:: Materials provided ::
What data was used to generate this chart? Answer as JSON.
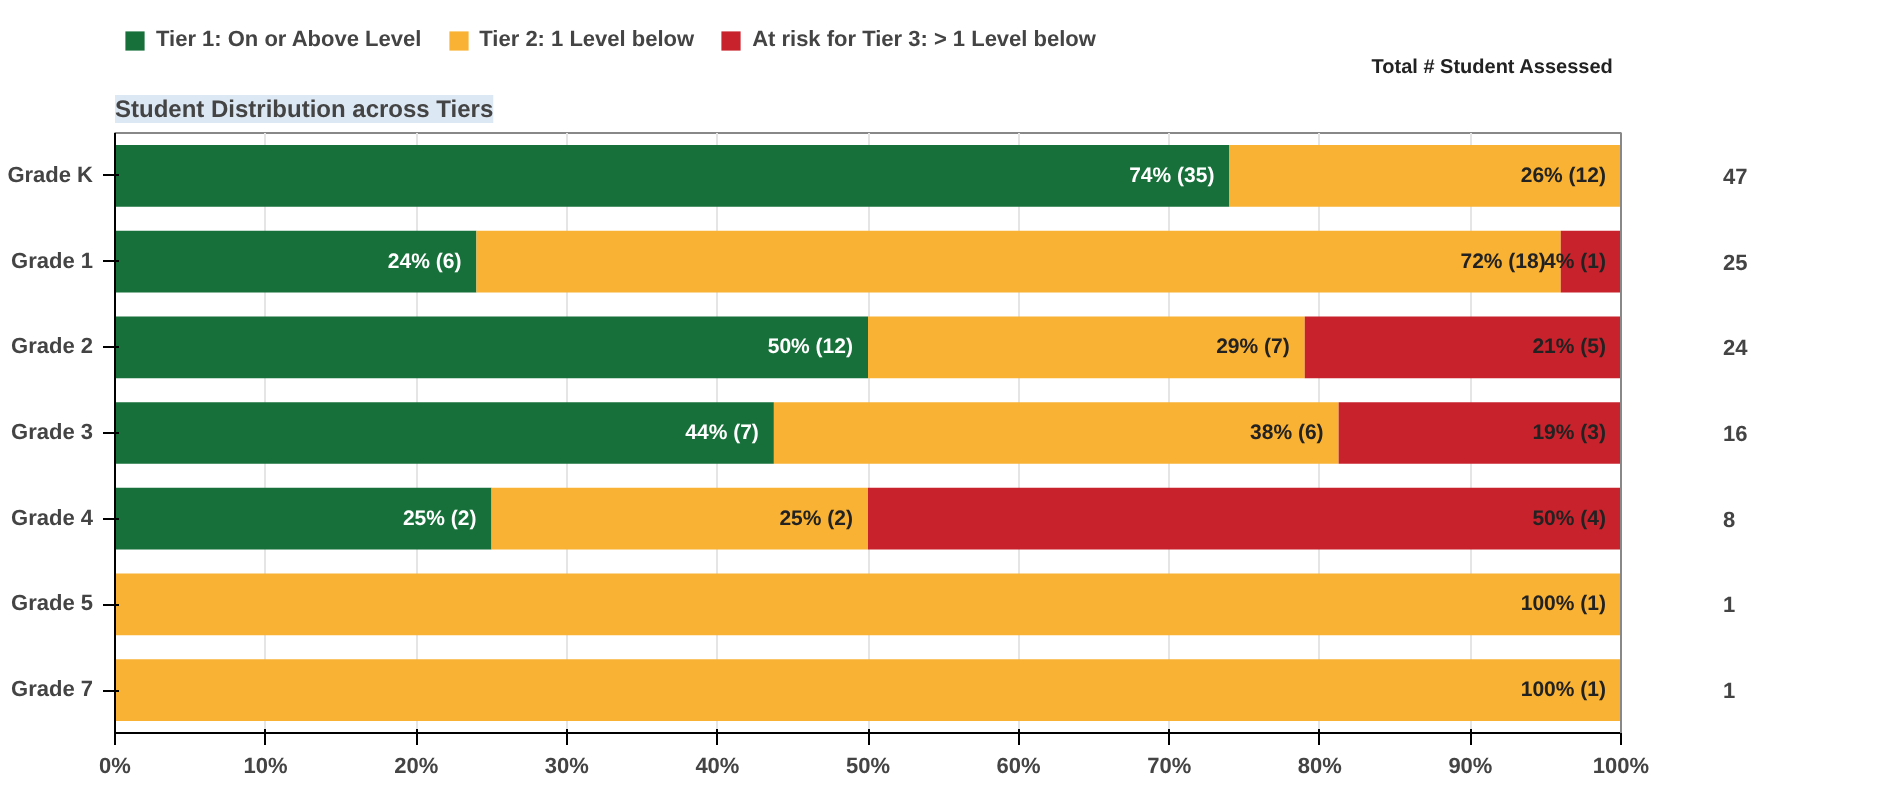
{
  "chart_data": {
    "type": "bar",
    "orientation": "horizontal",
    "stacked": true,
    "title": "Student Distribution across Tiers",
    "categories": [
      "Grade K",
      "Grade 1",
      "Grade 2",
      "Grade 3",
      "Grade 4",
      "Grade 5",
      "Grade 7"
    ],
    "series": [
      {
        "name": "Tier 1: On or Above Level",
        "color": "#17703a",
        "values": [
          74,
          24,
          50,
          43.75,
          25,
          0,
          0
        ],
        "value_labels": [
          "74% (35)",
          "24% (6)",
          "50% (12)",
          "44% (7)",
          "25% (2)",
          null,
          null
        ]
      },
      {
        "name": "Tier 2: 1 Level below",
        "color": "#f9b233",
        "values": [
          26,
          72,
          29,
          37.5,
          25,
          100,
          100
        ],
        "value_labels": [
          "26% (12)",
          "72% (18)",
          "29% (7)",
          "38% (6)",
          "25% (2)",
          "100% (1)",
          "100% (1)"
        ]
      },
      {
        "name": "At risk for Tier 3: > 1 Level below",
        "color": "#c8232c",
        "values": [
          0,
          4,
          21,
          18.75,
          50,
          0,
          0
        ],
        "value_labels": [
          null,
          "4% (1)",
          "21% (5)",
          "19% (3)",
          "50% (4)",
          null,
          null
        ]
      }
    ],
    "y2_categories": [
      "47",
      "25",
      "24",
      "16",
      "8",
      "1",
      "1"
    ],
    "y2label": "Total # Student Assessed",
    "xlim": [
      0,
      100
    ],
    "xticks": [
      {
        "value": 0,
        "label": "0%"
      },
      {
        "value": 10,
        "label": "10%"
      },
      {
        "value": 20,
        "label": "20%"
      },
      {
        "value": 30,
        "label": "30%"
      },
      {
        "value": 40,
        "label": "40%"
      },
      {
        "value": 50,
        "label": "50%"
      },
      {
        "value": 60,
        "label": "60%"
      },
      {
        "value": 70,
        "label": "70%"
      },
      {
        "value": 80,
        "label": "80%"
      },
      {
        "value": 90,
        "label": "90%"
      },
      {
        "value": 100,
        "label": "100%"
      }
    ],
    "grid": "x",
    "legend": "top left"
  }
}
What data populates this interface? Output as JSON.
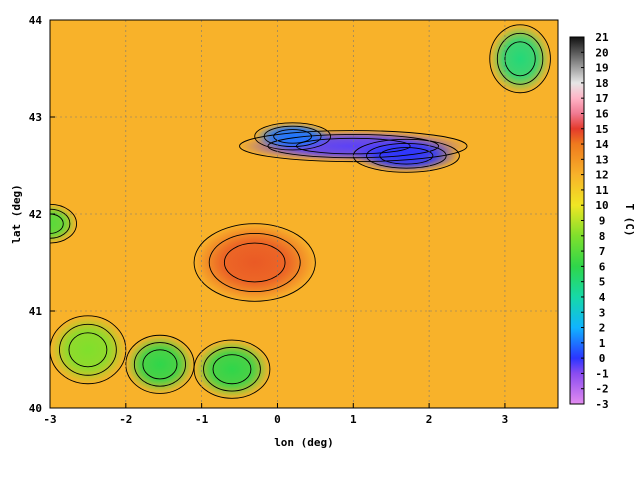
{
  "chart_data": {
    "type": "heatmap",
    "title": "",
    "xlabel": "lon (deg)",
    "ylabel": "lat (deg)",
    "colorbar_label": "T (C)",
    "xlim": [
      -3,
      3.7
    ],
    "ylim": [
      40,
      44
    ],
    "x_ticks": [
      -3,
      -2,
      -1,
      0,
      1,
      2,
      3
    ],
    "y_ticks": [
      40,
      41,
      42,
      43,
      44
    ],
    "colorbar_ticks": [
      -3,
      -2,
      -1,
      0,
      1,
      2,
      3,
      4,
      5,
      6,
      7,
      8,
      9,
      10,
      11,
      12,
      13,
      14,
      15,
      16,
      17,
      18,
      19,
      20,
      21
    ],
    "colorbar_range": [
      -3,
      21
    ],
    "grid": true,
    "contour_lines": true,
    "colormap_stops": [
      {
        "value": -3,
        "color": "#e38cf0"
      },
      {
        "value": -1,
        "color": "#8a4cf0"
      },
      {
        "value": 0,
        "color": "#2b35ff"
      },
      {
        "value": 2,
        "color": "#10b4ff"
      },
      {
        "value": 4,
        "color": "#16d9a8"
      },
      {
        "value": 6,
        "color": "#2fd64a"
      },
      {
        "value": 8,
        "color": "#7fe02c"
      },
      {
        "value": 10,
        "color": "#f0e624"
      },
      {
        "value": 12,
        "color": "#f8b22a"
      },
      {
        "value": 14,
        "color": "#ef7a1e"
      },
      {
        "value": 15,
        "color": "#e43a2c"
      },
      {
        "value": 16,
        "color": "#f07a92"
      },
      {
        "value": 17,
        "color": "#ffb4c6"
      },
      {
        "value": 18,
        "color": "#e6e6e6"
      },
      {
        "value": 21,
        "color": "#111111"
      }
    ],
    "features": [
      {
        "lon": 1.0,
        "lat": 42.7,
        "value": -0.5,
        "sx": 1.5,
        "sy": 0.16
      },
      {
        "lon": 1.7,
        "lat": 42.6,
        "value": 0,
        "sx": 0.7,
        "sy": 0.17
      },
      {
        "lon": 0.2,
        "lat": 42.8,
        "value": 1,
        "sx": 0.5,
        "sy": 0.14
      },
      {
        "lon": -1.55,
        "lat": 40.45,
        "value": 6,
        "sx": 0.45,
        "sy": 0.3
      },
      {
        "lon": -0.6,
        "lat": 40.4,
        "value": 6,
        "sx": 0.5,
        "sy": 0.3
      },
      {
        "lon": -2.5,
        "lat": 40.6,
        "value": 8,
        "sx": 0.5,
        "sy": 0.35
      },
      {
        "lon": -3.0,
        "lat": 41.9,
        "value": 7,
        "sx": 0.35,
        "sy": 0.2
      },
      {
        "lon": 3.2,
        "lat": 43.6,
        "value": 5,
        "sx": 0.4,
        "sy": 0.35
      },
      {
        "lon": -0.3,
        "lat": 41.5,
        "value": 14.5,
        "sx": 0.8,
        "sy": 0.4
      }
    ]
  }
}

:: Task brief ::
Give nothing but the count of lines in the listing above that hold the string "below".

:: Response to the exercise ::
2